● **The problem**:
Return each line of the listing below, unchanged, and omit the images.

● **Records for this task**:
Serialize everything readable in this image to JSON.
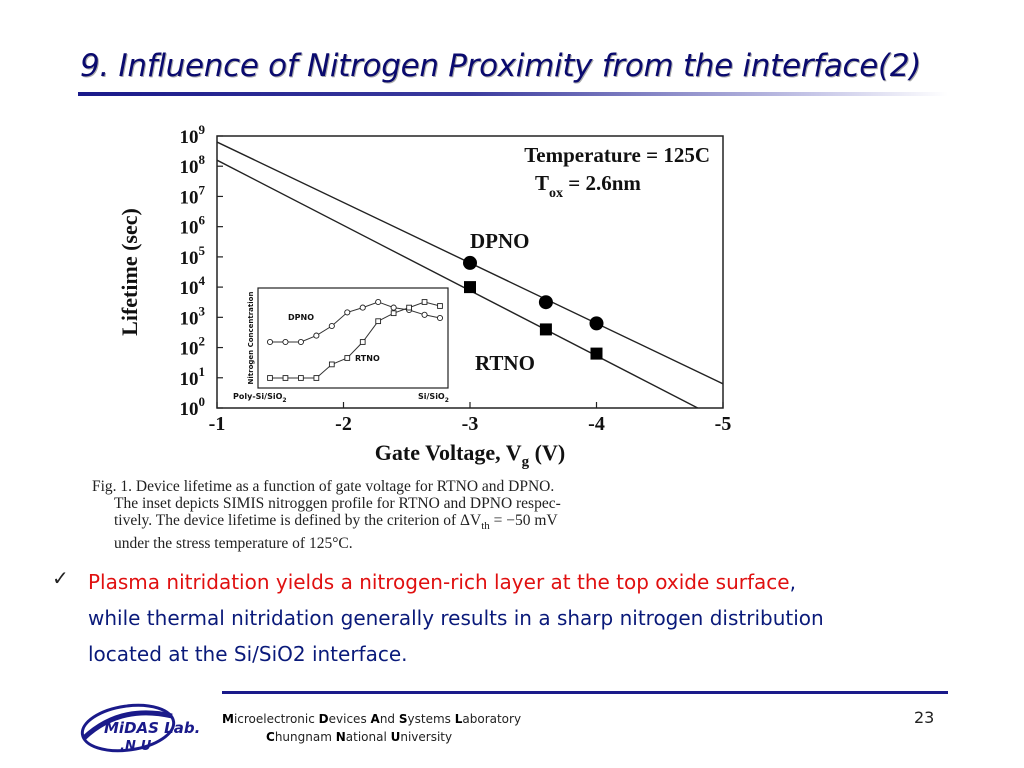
{
  "title": "9. Influence of Nitrogen Proximity from the interface(2)",
  "chart_data": {
    "type": "line",
    "xlabel": "Gate Voltage, V",
    "xlabel_sub": "g",
    "xlabel_unit": " (V)",
    "ylabel": "Lifetime (sec)",
    "xlim": [
      -1,
      -5
    ],
    "ylim_exponent": [
      0,
      9
    ],
    "x_ticks": [
      "-1",
      "-2",
      "-3",
      "-4",
      "-5"
    ],
    "y_tick_exponents": [
      "0",
      "1",
      "2",
      "3",
      "4",
      "5",
      "6",
      "7",
      "8",
      "9"
    ],
    "y_tick_base": "10",
    "annotation_temp": "Temperature = 125C",
    "annotation_tox_main": "T",
    "annotation_tox_sub": "ox",
    "annotation_tox_val": " = 2.6nm",
    "series": [
      {
        "name": "DPNO",
        "marker": "circle",
        "points": [
          [
            -3,
            4.8
          ],
          [
            -3.6,
            3.5
          ],
          [
            -4,
            2.8
          ]
        ],
        "fit": [
          [
            -1,
            8.8
          ],
          [
            -5,
            0.8
          ]
        ]
      },
      {
        "name": "RTNO",
        "marker": "square",
        "points": [
          [
            -3,
            4.0
          ],
          [
            -3.6,
            2.6
          ],
          [
            -4,
            1.8
          ]
        ],
        "fit": [
          [
            -1,
            8.2
          ],
          [
            -4.8,
            0.0
          ]
        ]
      }
    ],
    "inset": {
      "ylabel": "Nitrogen Concentration",
      "left_label": "Poly-Si/SiO",
      "left_label_sub": "2",
      "right_label": "Si/SiO",
      "right_label_sub": "2",
      "series": [
        {
          "name": "DPNO",
          "marker": "circle",
          "values": [
            0.5,
            0.5,
            0.5,
            0.58,
            0.7,
            0.87,
            0.93,
            1.0,
            0.93,
            0.9,
            0.84,
            0.8
          ]
        },
        {
          "name": "RTNO",
          "marker": "square",
          "values": [
            0.05,
            0.05,
            0.05,
            0.05,
            0.22,
            0.3,
            0.5,
            0.76,
            0.86,
            0.93,
            1.0,
            0.95
          ]
        }
      ]
    }
  },
  "caption": {
    "lines": [
      "Fig.  1.    Device lifetime as a function of gate voltage for RTNO and DPNO.",
      "The inset depicts SIMIS nitroggen profile for RTNO and DPNO respec-",
      "tively. The device lifetime is defined by the criterion of ΔV",
      "under the stress temperature of 125°C."
    ],
    "line3_sub": "th",
    "line3_tail": " = −50 mV"
  },
  "bullet": {
    "check": "✓",
    "highlight": "Plasma nitridation yields a nitrogen-rich layer at the top oxide surface",
    "comma": ",",
    "line2": "while thermal nitridation generally results in a sharp nitrogen distribution",
    "line3": "located at the Si/SiO2 interface."
  },
  "footer": {
    "logo_line1": "MiDAS Lab.",
    "logo_line2": ".N.U",
    "lab_m": "M",
    "lab_m_rest": "icroelectronic ",
    "lab_d": "D",
    "lab_d_rest": "evices ",
    "lab_a": "A",
    "lab_a_rest": "nd ",
    "lab_s": "S",
    "lab_s_rest": "ystems ",
    "lab_l": "L",
    "lab_l_rest": "aboratory",
    "uni_c": "C",
    "uni_c_rest": "hungnam ",
    "uni_n": "N",
    "uni_n_rest": "ational ",
    "uni_u": "U",
    "uni_u_rest": "niversity",
    "page_number": "23"
  },
  "colors": {
    "title": "#0a0a6e",
    "highlight": "#e01010",
    "body_text": "#0a1a7a",
    "rule": "#1a1a8a"
  }
}
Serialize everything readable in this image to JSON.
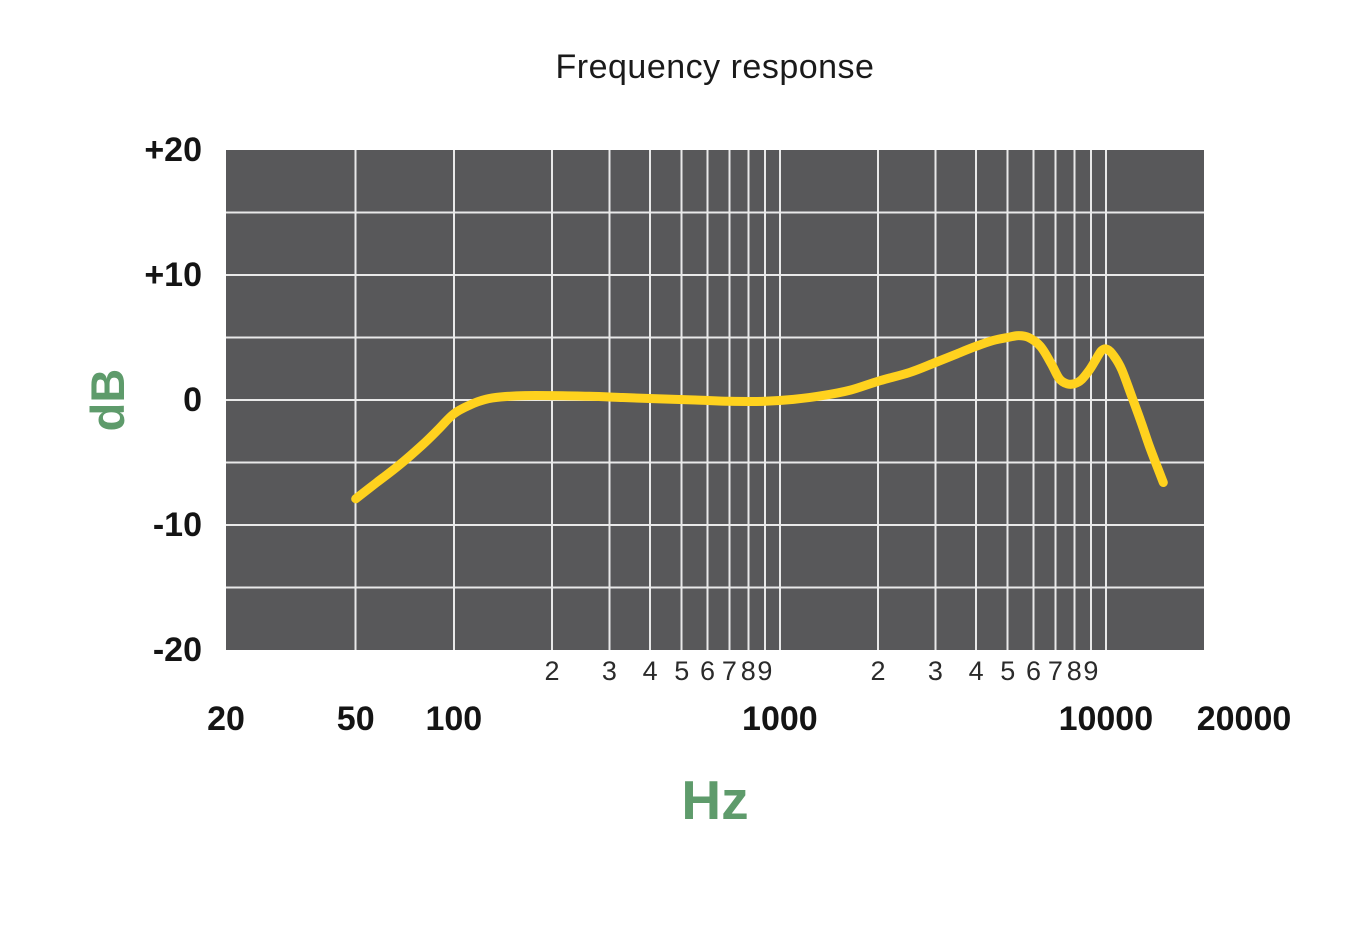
{
  "chart_data": {
    "type": "line",
    "title": "Frequency response",
    "xlabel": "Hz",
    "ylabel": "dB",
    "x_scale": "log",
    "xlim": [
      20,
      20000
    ],
    "ylim": [
      -20,
      20
    ],
    "grid": "on",
    "y_gridlines": [
      -15,
      -10,
      -5,
      0,
      5,
      10,
      15
    ],
    "x_gridlines": [
      50,
      100,
      200,
      300,
      400,
      500,
      600,
      700,
      800,
      900,
      1000,
      2000,
      3000,
      4000,
      5000,
      6000,
      7000,
      8000,
      9000,
      10000
    ],
    "y_ticks": [
      {
        "label": "+20",
        "value": 20
      },
      {
        "label": "+10",
        "value": 10
      },
      {
        "label": "0",
        "value": 0
      },
      {
        "label": "-10",
        "value": -10
      },
      {
        "label": "-20",
        "value": -20
      }
    ],
    "x_major_ticks": [
      {
        "label": "20",
        "value": 20
      },
      {
        "label": "50",
        "value": 50
      },
      {
        "label": "100",
        "value": 100
      },
      {
        "label": "1000",
        "value": 1000
      },
      {
        "label": "10000",
        "value": 10000
      },
      {
        "label": "20000",
        "value": 20000
      }
    ],
    "x_minor_ticks": [
      {
        "label": "2",
        "value": 200
      },
      {
        "label": "3",
        "value": 300
      },
      {
        "label": "4",
        "value": 400
      },
      {
        "label": "5",
        "value": 500
      },
      {
        "label": "6",
        "value": 600
      },
      {
        "label": "7",
        "value": 700
      },
      {
        "label": "8",
        "value": 800
      },
      {
        "label": "9",
        "value": 900
      },
      {
        "label": "2",
        "value": 2000
      },
      {
        "label": "3",
        "value": 3000
      },
      {
        "label": "4",
        "value": 4000
      },
      {
        "label": "5",
        "value": 5000
      },
      {
        "label": "6",
        "value": 6000
      },
      {
        "label": "7",
        "value": 7000
      },
      {
        "label": "8",
        "value": 8000
      },
      {
        "label": "9",
        "value": 9000
      }
    ],
    "series": [
      {
        "name": "frequency-response-curve",
        "color": "#FFD21E",
        "points": [
          [
            50,
            -7.9
          ],
          [
            58,
            -6.6
          ],
          [
            68,
            -5.2
          ],
          [
            80,
            -3.6
          ],
          [
            90,
            -2.3
          ],
          [
            100,
            -1.1
          ],
          [
            112,
            -0.4
          ],
          [
            125,
            0.05
          ],
          [
            140,
            0.25
          ],
          [
            165,
            0.35
          ],
          [
            200,
            0.35
          ],
          [
            260,
            0.3
          ],
          [
            330,
            0.2
          ],
          [
            420,
            0.1
          ],
          [
            550,
            0
          ],
          [
            700,
            -0.1
          ],
          [
            900,
            -0.1
          ],
          [
            1100,
            0.05
          ],
          [
            1350,
            0.35
          ],
          [
            1650,
            0.8
          ],
          [
            2000,
            1.5
          ],
          [
            2500,
            2.2
          ],
          [
            3000,
            3.0
          ],
          [
            3500,
            3.7
          ],
          [
            4000,
            4.3
          ],
          [
            4500,
            4.75
          ],
          [
            5000,
            5.0
          ],
          [
            5400,
            5.15
          ],
          [
            5800,
            5.0
          ],
          [
            6300,
            4.3
          ],
          [
            6800,
            2.9
          ],
          [
            7200,
            1.7
          ],
          [
            7600,
            1.3
          ],
          [
            8000,
            1.3
          ],
          [
            8400,
            1.6
          ],
          [
            8900,
            2.4
          ],
          [
            9300,
            3.2
          ],
          [
            9700,
            3.95
          ],
          [
            10100,
            4.05
          ],
          [
            10600,
            3.5
          ],
          [
            11200,
            2.4
          ],
          [
            12000,
            0.3
          ],
          [
            12800,
            -1.7
          ],
          [
            13600,
            -3.7
          ],
          [
            14400,
            -5.4
          ],
          [
            15000,
            -6.6
          ]
        ]
      }
    ],
    "colors": {
      "background": "#ffffff",
      "plot_background": "#58585A",
      "grid": "#E9E9E9",
      "curve": "#FFD21E",
      "accent_green": "#5E9B6B",
      "text": "#1A1A1A",
      "minor_text": "#2B2B2B"
    }
  }
}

● **Solution for this problem**:
Serialize everything readable in this image to JSON.
{
  "title": "9. Influence of Nitrogen Proximity from the interface(2)",
  "chart_data": {
    "type": "line",
    "xlabel": "Gate Voltage, V",
    "xlabel_sub": "g",
    "xlabel_unit": " (V)",
    "ylabel": "Lifetime (sec)",
    "xlim": [
      -1,
      -5
    ],
    "ylim_exponent": [
      0,
      9
    ],
    "x_ticks": [
      "-1",
      "-2",
      "-3",
      "-4",
      "-5"
    ],
    "y_tick_exponents": [
      "0",
      "1",
      "2",
      "3",
      "4",
      "5",
      "6",
      "7",
      "8",
      "9"
    ],
    "y_tick_base": "10",
    "annotation_temp": "Temperature = 125C",
    "annotation_tox_main": "T",
    "annotation_tox_sub": "ox",
    "annotation_tox_val": " = 2.6nm",
    "series": [
      {
        "name": "DPNO",
        "marker": "circle",
        "points": [
          [
            -3,
            4.8
          ],
          [
            -3.6,
            3.5
          ],
          [
            -4,
            2.8
          ]
        ],
        "fit": [
          [
            -1,
            8.8
          ],
          [
            -5,
            0.8
          ]
        ]
      },
      {
        "name": "RTNO",
        "marker": "square",
        "points": [
          [
            -3,
            4.0
          ],
          [
            -3.6,
            2.6
          ],
          [
            -4,
            1.8
          ]
        ],
        "fit": [
          [
            -1,
            8.2
          ],
          [
            -4.8,
            0.0
          ]
        ]
      }
    ],
    "inset": {
      "ylabel": "Nitrogen Concentration",
      "left_label": "Poly-Si/SiO",
      "left_label_sub": "2",
      "right_label": "Si/SiO",
      "right_label_sub": "2",
      "series": [
        {
          "name": "DPNO",
          "marker": "circle",
          "values": [
            0.5,
            0.5,
            0.5,
            0.58,
            0.7,
            0.87,
            0.93,
            1.0,
            0.93,
            0.9,
            0.84,
            0.8
          ]
        },
        {
          "name": "RTNO",
          "marker": "square",
          "values": [
            0.05,
            0.05,
            0.05,
            0.05,
            0.22,
            0.3,
            0.5,
            0.76,
            0.86,
            0.93,
            1.0,
            0.95
          ]
        }
      ]
    }
  },
  "caption": {
    "lines": [
      "Fig.  1.    Device lifetime as a function of gate voltage for RTNO and DPNO.",
      "The inset depicts SIMIS nitroggen profile for RTNO and DPNO respec-",
      "tively. The device lifetime is defined by the criterion of ΔV",
      "under the stress temperature of 125°C."
    ],
    "line3_sub": "th",
    "line3_tail": " = −50 mV"
  },
  "bullet": {
    "check": "✓",
    "highlight": "Plasma nitridation yields a nitrogen-rich layer at the top oxide surface",
    "comma": ",",
    "line2": "while thermal nitridation generally results in a sharp nitrogen distribution",
    "line3": "located at the Si/SiO2 interface."
  },
  "footer": {
    "logo_line1": "MiDAS Lab.",
    "logo_line2": ".N.U",
    "lab_m": "M",
    "lab_m_rest": "icroelectronic ",
    "lab_d": "D",
    "lab_d_rest": "evices ",
    "lab_a": "A",
    "lab_a_rest": "nd ",
    "lab_s": "S",
    "lab_s_rest": "ystems ",
    "lab_l": "L",
    "lab_l_rest": "aboratory",
    "uni_c": "C",
    "uni_c_rest": "hungnam ",
    "uni_n": "N",
    "uni_n_rest": "ational ",
    "uni_u": "U",
    "uni_u_rest": "niversity",
    "page_number": "23"
  },
  "colors": {
    "title": "#0a0a6e",
    "highlight": "#e01010",
    "body_text": "#0a1a7a",
    "rule": "#1a1a8a"
  }
}
Serialize everything readable in this image to JSON.
{
  "chart_data": {
    "type": "line",
    "title": "Frequency response",
    "xlabel": "Hz",
    "ylabel": "dB",
    "x_scale": "log",
    "xlim": [
      20,
      20000
    ],
    "ylim": [
      -20,
      20
    ],
    "grid": "on",
    "y_gridlines": [
      -15,
      -10,
      -5,
      0,
      5,
      10,
      15
    ],
    "x_gridlines": [
      50,
      100,
      200,
      300,
      400,
      500,
      600,
      700,
      800,
      900,
      1000,
      2000,
      3000,
      4000,
      5000,
      6000,
      7000,
      8000,
      9000,
      10000
    ],
    "y_ticks": [
      {
        "label": "+20",
        "value": 20
      },
      {
        "label": "+10",
        "value": 10
      },
      {
        "label": "0",
        "value": 0
      },
      {
        "label": "-10",
        "value": -10
      },
      {
        "label": "-20",
        "value": -20
      }
    ],
    "x_major_ticks": [
      {
        "label": "20",
        "value": 20
      },
      {
        "label": "50",
        "value": 50
      },
      {
        "label": "100",
        "value": 100
      },
      {
        "label": "1000",
        "value": 1000
      },
      {
        "label": "10000",
        "value": 10000
      },
      {
        "label": "20000",
        "value": 20000
      }
    ],
    "x_minor_ticks": [
      {
        "label": "2",
        "value": 200
      },
      {
        "label": "3",
        "value": 300
      },
      {
        "label": "4",
        "value": 400
      },
      {
        "label": "5",
        "value": 500
      },
      {
        "label": "6",
        "value": 600
      },
      {
        "label": "7",
        "value": 700
      },
      {
        "label": "8",
        "value": 800
      },
      {
        "label": "9",
        "value": 900
      },
      {
        "label": "2",
        "value": 2000
      },
      {
        "label": "3",
        "value": 3000
      },
      {
        "label": "4",
        "value": 4000
      },
      {
        "label": "5",
        "value": 5000
      },
      {
        "label": "6",
        "value": 6000
      },
      {
        "label": "7",
        "value": 7000
      },
      {
        "label": "8",
        "value": 8000
      },
      {
        "label": "9",
        "value": 9000
      }
    ],
    "series": [
      {
        "name": "frequency-response-curve",
        "color": "#FFD21E",
        "points": [
          [
            50,
            -7.9
          ],
          [
            58,
            -6.6
          ],
          [
            68,
            -5.2
          ],
          [
            80,
            -3.6
          ],
          [
            90,
            -2.3
          ],
          [
            100,
            -1.1
          ],
          [
            112,
            -0.4
          ],
          [
            125,
            0.05
          ],
          [
            140,
            0.25
          ],
          [
            165,
            0.35
          ],
          [
            200,
            0.35
          ],
          [
            260,
            0.3
          ],
          [
            330,
            0.2
          ],
          [
            420,
            0.1
          ],
          [
            550,
            0
          ],
          [
            700,
            -0.1
          ],
          [
            900,
            -0.1
          ],
          [
            1100,
            0.05
          ],
          [
            1350,
            0.35
          ],
          [
            1650,
            0.8
          ],
          [
            2000,
            1.5
          ],
          [
            2500,
            2.2
          ],
          [
            3000,
            3.0
          ],
          [
            3500,
            3.7
          ],
          [
            4000,
            4.3
          ],
          [
            4500,
            4.75
          ],
          [
            5000,
            5.0
          ],
          [
            5400,
            5.15
          ],
          [
            5800,
            5.0
          ],
          [
            6300,
            4.3
          ],
          [
            6800,
            2.9
          ],
          [
            7200,
            1.7
          ],
          [
            7600,
            1.3
          ],
          [
            8000,
            1.3
          ],
          [
            8400,
            1.6
          ],
          [
            8900,
            2.4
          ],
          [
            9300,
            3.2
          ],
          [
            9700,
            3.95
          ],
          [
            10100,
            4.05
          ],
          [
            10600,
            3.5
          ],
          [
            11200,
            2.4
          ],
          [
            12000,
            0.3
          ],
          [
            12800,
            -1.7
          ],
          [
            13600,
            -3.7
          ],
          [
            14400,
            -5.4
          ],
          [
            15000,
            -6.6
          ]
        ]
      }
    ],
    "colors": {
      "background": "#ffffff",
      "plot_background": "#58585A",
      "grid": "#E9E9E9",
      "curve": "#FFD21E",
      "accent_green": "#5E9B6B",
      "text": "#1A1A1A",
      "minor_text": "#2B2B2B"
    }
  }
}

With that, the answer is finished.